++++ Records for processing

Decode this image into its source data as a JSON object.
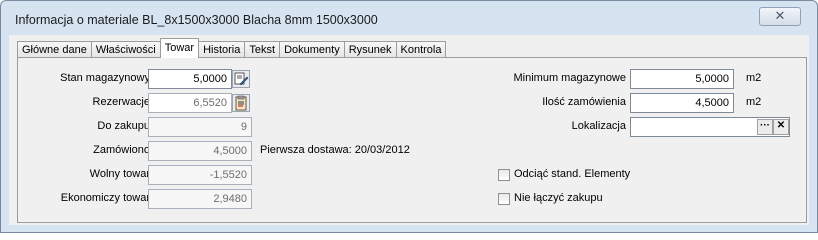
{
  "window": {
    "title": "Informacja o materiale BL_8x1500x3000 Blacha 8mm 1500x3000",
    "close_symbol": "✕"
  },
  "tabs": [
    {
      "label": "Główne dane"
    },
    {
      "label": "Właściwości"
    },
    {
      "label": "Towar",
      "active": true
    },
    {
      "label": "Historia"
    },
    {
      "label": "Tekst"
    },
    {
      "label": "Dokumenty"
    },
    {
      "label": "Rysunek"
    },
    {
      "label": "Kontrola"
    }
  ],
  "left": {
    "stan_magazynowy": {
      "label": "Stan magazynowy",
      "value": "5,0000"
    },
    "rezerwacje": {
      "label": "Rezerwacje",
      "value": "6,5520"
    },
    "do_zakupu": {
      "label": "Do zakupu",
      "value": "9"
    },
    "zamowiono": {
      "label": "Zamówiono",
      "value": "4,5000"
    },
    "wolny_towar": {
      "label": "Wolny towar",
      "value": "-1,5520"
    },
    "ekonomiczny_towar": {
      "label": "Ekonomiczy towar",
      "value": "2,9480"
    },
    "pierwsza_dostawa": "Pierwsza dostawa: 20/03/2012"
  },
  "right": {
    "minimum": {
      "label": "Minimum magazynowe",
      "value": "5,0000",
      "unit": "m2"
    },
    "ilosc": {
      "label": "Ilość zamówienia",
      "value": "4,5000",
      "unit": "m2"
    },
    "lokalizacja": {
      "label": "Lokalizacja",
      "value": "",
      "browse": "···",
      "clear": "✕"
    },
    "odciac": {
      "label": "Odciąć stand. Elementy",
      "checked": false
    },
    "nie_laczyc": {
      "label": "Nie łączyć zakupu",
      "checked": false
    }
  }
}
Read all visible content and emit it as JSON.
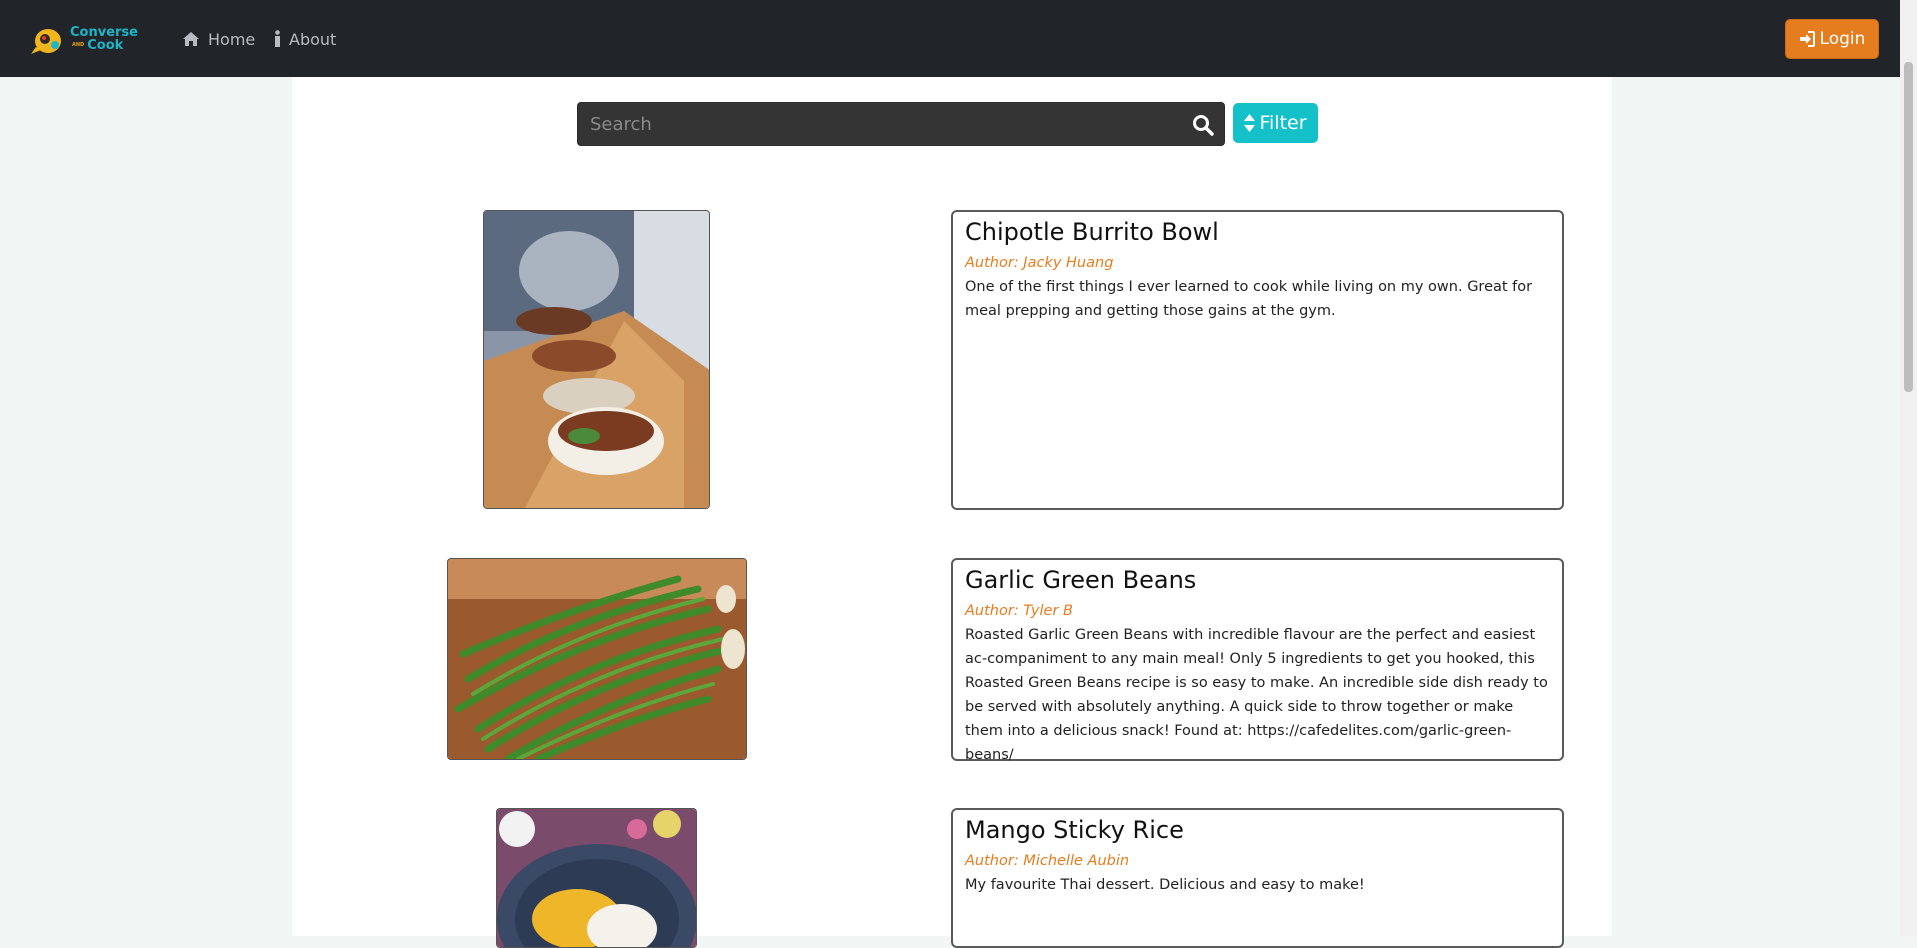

++++++++

§ **Problem requirements**: Reproduce the entries above without change, omitting all pictures.

§ **Solution to this exercise**:
Decode this image into its source data as a JSON object.
{
  "window": {
    "title": "Informacja o materiale BL_8x1500x3000 Blacha 8mm 1500x3000",
    "close_symbol": "✕"
  },
  "tabs": [
    {
      "label": "Główne dane"
    },
    {
      "label": "Właściwości"
    },
    {
      "label": "Towar",
      "active": true
    },
    {
      "label": "Historia"
    },
    {
      "label": "Tekst"
    },
    {
      "label": "Dokumenty"
    },
    {
      "label": "Rysunek"
    },
    {
      "label": "Kontrola"
    }
  ],
  "left": {
    "stan_magazynowy": {
      "label": "Stan magazynowy",
      "value": "5,0000"
    },
    "rezerwacje": {
      "label": "Rezerwacje",
      "value": "6,5520"
    },
    "do_zakupu": {
      "label": "Do zakupu",
      "value": "9"
    },
    "zamowiono": {
      "label": "Zamówiono",
      "value": "4,5000"
    },
    "wolny_towar": {
      "label": "Wolny towar",
      "value": "-1,5520"
    },
    "ekonomiczny_towar": {
      "label": "Ekonomiczy towar",
      "value": "2,9480"
    },
    "pierwsza_dostawa": "Pierwsza dostawa: 20/03/2012"
  },
  "right": {
    "minimum": {
      "label": "Minimum magazynowe",
      "value": "5,0000",
      "unit": "m2"
    },
    "ilosc": {
      "label": "Ilość zamówienia",
      "value": "4,5000",
      "unit": "m2"
    },
    "lokalizacja": {
      "label": "Lokalizacja",
      "value": "",
      "browse": "···",
      "clear": "✕"
    },
    "odciac": {
      "label": "Odciąć stand. Elementy",
      "checked": false
    },
    "nie_laczyc": {
      "label": "Nie łączyć zakupu",
      "checked": false
    }
  }
}
Read all visible content and emit it as JSON.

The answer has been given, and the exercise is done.